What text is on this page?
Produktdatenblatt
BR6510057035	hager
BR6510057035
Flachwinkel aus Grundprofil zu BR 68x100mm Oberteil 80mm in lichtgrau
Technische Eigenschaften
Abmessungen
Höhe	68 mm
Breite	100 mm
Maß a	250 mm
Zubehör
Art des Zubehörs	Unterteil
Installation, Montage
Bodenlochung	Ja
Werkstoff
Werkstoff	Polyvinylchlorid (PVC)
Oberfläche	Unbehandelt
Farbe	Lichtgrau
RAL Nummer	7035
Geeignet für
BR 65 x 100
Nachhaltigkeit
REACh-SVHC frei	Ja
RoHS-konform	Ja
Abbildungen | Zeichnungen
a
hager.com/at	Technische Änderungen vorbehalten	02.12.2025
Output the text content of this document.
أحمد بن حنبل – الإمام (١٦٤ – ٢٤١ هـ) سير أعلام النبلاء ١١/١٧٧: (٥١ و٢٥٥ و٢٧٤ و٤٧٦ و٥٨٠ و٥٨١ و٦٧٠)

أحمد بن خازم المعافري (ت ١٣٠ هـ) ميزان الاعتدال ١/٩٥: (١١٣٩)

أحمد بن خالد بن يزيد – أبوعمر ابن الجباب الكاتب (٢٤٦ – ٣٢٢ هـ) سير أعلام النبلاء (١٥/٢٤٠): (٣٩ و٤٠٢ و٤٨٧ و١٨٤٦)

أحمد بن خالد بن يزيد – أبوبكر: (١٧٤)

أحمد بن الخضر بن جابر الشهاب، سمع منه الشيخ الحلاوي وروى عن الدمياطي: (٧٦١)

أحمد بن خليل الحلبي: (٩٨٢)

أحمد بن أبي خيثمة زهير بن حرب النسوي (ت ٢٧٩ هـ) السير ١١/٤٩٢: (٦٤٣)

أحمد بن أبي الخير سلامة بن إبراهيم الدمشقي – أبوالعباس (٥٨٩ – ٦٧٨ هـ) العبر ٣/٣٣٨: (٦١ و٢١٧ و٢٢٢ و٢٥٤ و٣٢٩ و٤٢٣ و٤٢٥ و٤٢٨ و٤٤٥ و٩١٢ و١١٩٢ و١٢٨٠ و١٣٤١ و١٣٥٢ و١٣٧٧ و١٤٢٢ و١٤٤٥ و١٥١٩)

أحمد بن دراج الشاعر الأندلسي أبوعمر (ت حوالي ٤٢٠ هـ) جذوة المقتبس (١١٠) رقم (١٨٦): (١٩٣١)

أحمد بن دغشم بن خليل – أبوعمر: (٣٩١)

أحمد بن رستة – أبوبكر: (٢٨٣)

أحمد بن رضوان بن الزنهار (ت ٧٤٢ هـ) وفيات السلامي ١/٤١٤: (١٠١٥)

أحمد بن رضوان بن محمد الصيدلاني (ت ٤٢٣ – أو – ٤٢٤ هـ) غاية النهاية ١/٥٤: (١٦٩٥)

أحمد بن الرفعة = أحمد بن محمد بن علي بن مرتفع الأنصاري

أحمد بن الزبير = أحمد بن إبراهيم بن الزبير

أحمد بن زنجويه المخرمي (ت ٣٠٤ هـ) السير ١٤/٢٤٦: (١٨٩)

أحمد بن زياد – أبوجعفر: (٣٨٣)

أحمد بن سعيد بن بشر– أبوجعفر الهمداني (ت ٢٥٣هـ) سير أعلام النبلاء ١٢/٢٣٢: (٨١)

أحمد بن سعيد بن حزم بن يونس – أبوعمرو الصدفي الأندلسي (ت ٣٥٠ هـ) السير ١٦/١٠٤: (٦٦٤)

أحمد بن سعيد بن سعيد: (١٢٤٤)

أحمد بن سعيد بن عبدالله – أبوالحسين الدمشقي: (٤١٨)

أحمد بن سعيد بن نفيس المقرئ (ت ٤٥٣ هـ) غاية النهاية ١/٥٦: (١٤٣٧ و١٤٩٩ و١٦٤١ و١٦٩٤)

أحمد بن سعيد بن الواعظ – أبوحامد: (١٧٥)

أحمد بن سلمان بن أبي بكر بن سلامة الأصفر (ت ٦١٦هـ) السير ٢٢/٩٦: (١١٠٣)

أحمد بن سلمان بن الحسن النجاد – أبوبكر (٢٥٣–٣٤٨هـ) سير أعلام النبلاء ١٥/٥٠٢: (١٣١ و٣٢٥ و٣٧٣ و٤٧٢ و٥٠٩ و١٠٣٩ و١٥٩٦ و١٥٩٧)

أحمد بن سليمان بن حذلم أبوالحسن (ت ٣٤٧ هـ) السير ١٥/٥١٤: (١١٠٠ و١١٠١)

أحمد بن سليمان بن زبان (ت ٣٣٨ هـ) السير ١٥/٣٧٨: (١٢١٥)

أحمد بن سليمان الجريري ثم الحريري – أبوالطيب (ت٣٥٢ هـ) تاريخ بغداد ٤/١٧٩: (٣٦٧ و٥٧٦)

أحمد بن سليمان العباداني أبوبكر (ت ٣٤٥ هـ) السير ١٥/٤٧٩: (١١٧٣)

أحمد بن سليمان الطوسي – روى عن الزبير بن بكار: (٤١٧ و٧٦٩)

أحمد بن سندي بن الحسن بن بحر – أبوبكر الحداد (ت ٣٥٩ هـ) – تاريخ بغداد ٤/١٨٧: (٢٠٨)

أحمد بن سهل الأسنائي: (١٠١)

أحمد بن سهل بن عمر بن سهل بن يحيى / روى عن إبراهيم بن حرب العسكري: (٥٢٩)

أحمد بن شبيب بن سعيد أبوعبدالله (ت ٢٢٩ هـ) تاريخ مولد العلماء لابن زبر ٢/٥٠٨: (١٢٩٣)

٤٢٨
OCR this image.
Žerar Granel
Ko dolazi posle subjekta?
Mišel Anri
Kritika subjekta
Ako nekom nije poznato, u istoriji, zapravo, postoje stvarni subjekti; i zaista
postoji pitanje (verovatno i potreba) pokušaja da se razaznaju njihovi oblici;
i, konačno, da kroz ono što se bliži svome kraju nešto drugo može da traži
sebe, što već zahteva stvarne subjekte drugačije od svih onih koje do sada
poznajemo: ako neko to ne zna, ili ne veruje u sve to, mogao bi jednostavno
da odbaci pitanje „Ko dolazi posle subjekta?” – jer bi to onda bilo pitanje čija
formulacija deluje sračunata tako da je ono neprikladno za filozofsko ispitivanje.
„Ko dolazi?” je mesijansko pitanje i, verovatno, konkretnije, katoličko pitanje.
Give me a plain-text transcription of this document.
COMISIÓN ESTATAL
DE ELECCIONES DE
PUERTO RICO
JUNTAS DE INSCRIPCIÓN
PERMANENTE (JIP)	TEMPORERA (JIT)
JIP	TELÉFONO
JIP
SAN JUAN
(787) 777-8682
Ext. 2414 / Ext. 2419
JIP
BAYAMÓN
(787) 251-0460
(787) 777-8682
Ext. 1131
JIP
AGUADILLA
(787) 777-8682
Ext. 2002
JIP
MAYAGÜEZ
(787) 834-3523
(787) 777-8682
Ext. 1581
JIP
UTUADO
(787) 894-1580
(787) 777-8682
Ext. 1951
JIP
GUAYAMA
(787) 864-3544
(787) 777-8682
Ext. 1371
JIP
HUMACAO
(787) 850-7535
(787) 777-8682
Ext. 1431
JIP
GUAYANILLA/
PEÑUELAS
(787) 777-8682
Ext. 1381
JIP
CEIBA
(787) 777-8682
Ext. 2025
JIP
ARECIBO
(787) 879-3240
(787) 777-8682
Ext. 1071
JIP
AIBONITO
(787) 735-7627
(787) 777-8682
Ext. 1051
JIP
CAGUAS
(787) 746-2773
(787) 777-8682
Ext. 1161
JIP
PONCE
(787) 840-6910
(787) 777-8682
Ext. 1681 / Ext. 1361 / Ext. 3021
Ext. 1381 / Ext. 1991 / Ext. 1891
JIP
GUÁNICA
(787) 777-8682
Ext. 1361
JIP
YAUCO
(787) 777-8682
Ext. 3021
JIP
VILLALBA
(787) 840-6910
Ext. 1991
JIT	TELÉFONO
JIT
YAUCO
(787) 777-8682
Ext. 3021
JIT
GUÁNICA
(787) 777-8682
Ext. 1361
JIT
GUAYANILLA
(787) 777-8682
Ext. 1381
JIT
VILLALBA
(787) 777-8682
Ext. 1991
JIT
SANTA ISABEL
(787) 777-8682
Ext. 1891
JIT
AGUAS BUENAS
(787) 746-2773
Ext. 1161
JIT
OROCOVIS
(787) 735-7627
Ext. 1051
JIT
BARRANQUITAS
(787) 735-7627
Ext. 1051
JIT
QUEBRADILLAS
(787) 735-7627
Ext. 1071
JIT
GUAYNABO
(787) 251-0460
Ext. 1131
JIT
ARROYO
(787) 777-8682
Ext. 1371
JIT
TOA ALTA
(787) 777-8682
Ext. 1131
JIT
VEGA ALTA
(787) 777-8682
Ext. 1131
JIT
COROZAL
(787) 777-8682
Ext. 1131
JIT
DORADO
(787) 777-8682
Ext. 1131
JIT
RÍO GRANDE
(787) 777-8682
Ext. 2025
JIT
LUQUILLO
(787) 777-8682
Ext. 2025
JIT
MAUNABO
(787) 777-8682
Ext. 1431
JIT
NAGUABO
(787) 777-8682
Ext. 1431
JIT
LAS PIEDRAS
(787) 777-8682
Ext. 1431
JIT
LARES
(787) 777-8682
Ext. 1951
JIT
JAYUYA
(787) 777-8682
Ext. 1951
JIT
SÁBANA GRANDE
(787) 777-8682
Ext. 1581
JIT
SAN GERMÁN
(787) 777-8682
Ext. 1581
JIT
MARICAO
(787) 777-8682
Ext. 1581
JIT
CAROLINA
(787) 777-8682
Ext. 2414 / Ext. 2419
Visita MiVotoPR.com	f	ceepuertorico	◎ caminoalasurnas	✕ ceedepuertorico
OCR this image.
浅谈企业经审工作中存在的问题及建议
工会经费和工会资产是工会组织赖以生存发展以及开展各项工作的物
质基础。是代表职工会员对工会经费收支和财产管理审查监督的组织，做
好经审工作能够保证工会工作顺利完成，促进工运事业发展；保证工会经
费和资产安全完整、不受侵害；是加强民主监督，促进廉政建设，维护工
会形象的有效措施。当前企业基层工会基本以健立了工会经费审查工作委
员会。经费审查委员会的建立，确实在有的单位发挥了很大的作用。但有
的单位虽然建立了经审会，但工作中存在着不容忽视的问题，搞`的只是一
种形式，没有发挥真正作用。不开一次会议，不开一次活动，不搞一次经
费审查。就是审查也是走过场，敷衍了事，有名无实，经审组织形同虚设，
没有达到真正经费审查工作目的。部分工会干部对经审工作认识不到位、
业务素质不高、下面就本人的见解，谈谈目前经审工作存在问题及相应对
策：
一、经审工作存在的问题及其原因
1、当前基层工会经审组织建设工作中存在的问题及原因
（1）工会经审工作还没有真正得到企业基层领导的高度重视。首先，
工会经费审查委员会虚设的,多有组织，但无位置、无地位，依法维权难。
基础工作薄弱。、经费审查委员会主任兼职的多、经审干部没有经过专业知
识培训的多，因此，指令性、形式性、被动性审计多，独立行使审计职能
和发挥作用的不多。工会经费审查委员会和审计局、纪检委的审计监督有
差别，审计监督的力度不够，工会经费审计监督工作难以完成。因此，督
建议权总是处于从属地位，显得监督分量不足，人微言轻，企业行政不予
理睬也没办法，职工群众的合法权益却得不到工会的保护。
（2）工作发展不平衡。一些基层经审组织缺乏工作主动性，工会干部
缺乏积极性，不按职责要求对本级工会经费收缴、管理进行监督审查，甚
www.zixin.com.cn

◆ Requirements: Which lines in the data above contain "الزبير"? Show each one.

◆ Reply to the exercise:
أحمد بن الزبير = أحمد بن إبراهيم بن الزبير
أحمد بن سليمان الطوسي – روى عن الزبير بن بكار: (٤١٧ و٧٦٩)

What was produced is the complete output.